**WHAT YOU SHOULD DO**:
State the number of lines in these records that include the word "tighten", and add nothing to it.

┌─ DATASET RECORDS

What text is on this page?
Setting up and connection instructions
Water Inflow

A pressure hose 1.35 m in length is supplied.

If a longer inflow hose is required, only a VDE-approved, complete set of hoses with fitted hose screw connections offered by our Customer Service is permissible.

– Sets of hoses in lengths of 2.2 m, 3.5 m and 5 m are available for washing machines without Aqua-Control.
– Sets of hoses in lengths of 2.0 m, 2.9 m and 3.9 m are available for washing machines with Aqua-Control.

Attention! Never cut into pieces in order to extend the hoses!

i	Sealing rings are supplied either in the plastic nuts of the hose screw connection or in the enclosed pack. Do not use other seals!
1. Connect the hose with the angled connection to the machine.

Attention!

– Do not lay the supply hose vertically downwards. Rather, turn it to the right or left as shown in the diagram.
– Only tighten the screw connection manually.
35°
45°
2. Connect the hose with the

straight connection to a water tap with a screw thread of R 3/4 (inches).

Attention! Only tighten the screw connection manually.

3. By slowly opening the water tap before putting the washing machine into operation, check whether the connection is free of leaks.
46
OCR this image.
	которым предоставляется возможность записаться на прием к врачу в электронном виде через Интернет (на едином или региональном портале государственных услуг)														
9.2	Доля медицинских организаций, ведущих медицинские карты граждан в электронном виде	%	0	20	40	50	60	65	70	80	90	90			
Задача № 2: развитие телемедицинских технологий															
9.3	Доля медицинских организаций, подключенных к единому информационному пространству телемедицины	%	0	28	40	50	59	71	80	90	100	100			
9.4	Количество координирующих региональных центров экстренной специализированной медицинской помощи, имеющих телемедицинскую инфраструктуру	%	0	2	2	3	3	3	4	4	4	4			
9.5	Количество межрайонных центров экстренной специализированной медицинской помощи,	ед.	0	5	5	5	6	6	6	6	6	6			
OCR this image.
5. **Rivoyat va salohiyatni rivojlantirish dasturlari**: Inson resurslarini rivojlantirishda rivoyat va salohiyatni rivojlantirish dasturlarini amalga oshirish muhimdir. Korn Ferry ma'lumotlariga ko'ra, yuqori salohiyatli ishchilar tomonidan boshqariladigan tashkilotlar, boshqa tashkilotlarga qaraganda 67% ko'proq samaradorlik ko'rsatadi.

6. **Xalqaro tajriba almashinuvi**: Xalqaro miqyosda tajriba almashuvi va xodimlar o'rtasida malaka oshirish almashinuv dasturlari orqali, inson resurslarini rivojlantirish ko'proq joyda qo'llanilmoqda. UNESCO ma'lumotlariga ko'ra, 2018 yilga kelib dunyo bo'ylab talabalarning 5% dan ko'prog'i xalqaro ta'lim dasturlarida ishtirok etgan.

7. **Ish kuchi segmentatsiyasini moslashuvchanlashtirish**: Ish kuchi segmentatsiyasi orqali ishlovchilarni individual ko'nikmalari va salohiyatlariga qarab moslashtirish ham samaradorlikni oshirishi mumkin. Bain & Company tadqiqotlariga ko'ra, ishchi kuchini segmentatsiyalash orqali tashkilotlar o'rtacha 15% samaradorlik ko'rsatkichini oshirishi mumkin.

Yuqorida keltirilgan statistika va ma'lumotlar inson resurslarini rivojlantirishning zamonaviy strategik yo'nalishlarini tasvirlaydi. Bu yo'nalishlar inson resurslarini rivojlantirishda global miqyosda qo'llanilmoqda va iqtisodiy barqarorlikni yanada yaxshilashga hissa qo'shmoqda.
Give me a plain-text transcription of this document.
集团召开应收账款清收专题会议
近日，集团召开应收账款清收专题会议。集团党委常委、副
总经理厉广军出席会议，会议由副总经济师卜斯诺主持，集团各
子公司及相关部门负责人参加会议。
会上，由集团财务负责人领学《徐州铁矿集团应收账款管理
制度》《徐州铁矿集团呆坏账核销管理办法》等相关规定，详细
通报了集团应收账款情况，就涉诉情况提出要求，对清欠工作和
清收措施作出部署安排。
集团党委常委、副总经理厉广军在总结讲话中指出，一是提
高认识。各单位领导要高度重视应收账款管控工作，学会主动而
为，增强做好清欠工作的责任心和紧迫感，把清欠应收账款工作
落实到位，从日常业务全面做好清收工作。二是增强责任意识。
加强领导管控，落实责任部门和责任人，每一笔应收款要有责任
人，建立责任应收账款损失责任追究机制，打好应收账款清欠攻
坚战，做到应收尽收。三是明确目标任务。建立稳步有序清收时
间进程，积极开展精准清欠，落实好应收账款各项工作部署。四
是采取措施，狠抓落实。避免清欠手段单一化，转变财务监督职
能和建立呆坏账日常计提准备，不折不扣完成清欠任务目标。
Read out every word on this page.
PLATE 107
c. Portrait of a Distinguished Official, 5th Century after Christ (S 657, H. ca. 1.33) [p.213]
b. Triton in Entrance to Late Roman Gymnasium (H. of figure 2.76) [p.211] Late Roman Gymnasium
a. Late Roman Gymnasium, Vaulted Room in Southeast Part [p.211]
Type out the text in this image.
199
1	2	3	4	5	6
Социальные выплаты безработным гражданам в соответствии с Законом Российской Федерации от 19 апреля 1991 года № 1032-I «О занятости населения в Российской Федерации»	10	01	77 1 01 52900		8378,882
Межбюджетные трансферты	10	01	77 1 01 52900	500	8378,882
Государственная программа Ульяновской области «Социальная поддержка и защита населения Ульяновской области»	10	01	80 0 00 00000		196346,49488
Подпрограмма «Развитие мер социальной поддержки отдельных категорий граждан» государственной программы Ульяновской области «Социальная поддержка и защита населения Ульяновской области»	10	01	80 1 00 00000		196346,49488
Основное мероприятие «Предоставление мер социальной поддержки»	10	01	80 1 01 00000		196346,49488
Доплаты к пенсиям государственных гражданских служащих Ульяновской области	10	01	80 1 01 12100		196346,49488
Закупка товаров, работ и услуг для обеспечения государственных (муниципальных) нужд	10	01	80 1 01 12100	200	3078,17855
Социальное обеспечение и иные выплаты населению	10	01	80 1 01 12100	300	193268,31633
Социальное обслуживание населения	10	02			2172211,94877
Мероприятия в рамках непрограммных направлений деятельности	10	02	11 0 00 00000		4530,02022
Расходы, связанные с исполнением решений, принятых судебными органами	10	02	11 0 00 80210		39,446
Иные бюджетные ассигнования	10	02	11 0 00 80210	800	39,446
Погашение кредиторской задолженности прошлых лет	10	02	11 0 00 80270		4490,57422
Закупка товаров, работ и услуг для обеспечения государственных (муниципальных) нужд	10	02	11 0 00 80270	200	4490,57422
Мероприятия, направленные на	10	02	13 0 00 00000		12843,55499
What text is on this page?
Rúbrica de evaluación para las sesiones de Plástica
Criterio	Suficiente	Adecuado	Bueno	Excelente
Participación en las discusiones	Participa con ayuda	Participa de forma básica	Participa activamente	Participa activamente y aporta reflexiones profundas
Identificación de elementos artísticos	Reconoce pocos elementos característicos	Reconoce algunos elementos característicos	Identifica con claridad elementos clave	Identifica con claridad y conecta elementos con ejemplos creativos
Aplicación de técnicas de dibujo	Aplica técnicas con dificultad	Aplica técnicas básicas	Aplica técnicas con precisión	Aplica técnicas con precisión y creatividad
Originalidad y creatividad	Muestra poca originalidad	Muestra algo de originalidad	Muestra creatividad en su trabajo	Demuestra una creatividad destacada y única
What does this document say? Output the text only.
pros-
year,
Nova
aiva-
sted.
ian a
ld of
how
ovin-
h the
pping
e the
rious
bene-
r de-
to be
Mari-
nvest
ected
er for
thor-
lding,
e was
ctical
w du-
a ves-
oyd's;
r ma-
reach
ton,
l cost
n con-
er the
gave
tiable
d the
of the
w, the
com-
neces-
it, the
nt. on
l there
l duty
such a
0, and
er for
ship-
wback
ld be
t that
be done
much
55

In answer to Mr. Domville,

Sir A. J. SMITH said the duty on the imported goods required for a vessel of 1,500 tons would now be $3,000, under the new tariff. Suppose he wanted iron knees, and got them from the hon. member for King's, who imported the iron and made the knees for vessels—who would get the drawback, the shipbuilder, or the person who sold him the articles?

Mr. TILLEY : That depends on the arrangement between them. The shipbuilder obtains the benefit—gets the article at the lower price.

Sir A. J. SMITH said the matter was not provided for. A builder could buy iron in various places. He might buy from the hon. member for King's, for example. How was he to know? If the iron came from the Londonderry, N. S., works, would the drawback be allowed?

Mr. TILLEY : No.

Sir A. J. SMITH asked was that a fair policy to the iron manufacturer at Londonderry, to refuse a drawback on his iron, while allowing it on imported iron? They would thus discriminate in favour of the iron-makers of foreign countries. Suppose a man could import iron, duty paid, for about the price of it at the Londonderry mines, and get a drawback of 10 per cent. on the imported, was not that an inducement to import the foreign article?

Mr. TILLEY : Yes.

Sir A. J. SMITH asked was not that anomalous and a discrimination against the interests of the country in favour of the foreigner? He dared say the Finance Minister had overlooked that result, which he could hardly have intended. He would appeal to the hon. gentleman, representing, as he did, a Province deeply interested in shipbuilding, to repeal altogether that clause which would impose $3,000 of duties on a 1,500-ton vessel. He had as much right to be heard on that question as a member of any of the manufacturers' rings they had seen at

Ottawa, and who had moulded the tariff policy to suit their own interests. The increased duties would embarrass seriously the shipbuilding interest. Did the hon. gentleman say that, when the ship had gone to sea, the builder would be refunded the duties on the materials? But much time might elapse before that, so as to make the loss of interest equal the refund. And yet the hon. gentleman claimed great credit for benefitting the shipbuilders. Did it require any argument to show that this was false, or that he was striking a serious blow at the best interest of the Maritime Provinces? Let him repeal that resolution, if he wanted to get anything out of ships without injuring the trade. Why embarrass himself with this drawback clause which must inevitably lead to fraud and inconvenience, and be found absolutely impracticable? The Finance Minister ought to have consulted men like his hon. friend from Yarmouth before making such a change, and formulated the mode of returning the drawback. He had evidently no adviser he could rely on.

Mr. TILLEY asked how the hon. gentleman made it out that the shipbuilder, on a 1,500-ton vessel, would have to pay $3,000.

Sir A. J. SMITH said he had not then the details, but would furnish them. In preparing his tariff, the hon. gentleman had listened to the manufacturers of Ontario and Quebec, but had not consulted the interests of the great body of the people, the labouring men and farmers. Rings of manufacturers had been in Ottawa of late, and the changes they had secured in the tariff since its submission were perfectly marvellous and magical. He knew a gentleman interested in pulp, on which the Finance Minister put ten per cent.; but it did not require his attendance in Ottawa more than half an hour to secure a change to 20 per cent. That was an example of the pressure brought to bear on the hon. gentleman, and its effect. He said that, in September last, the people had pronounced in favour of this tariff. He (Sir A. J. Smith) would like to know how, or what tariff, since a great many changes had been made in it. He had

└─

**RESULT FOR THIS TASK**:
2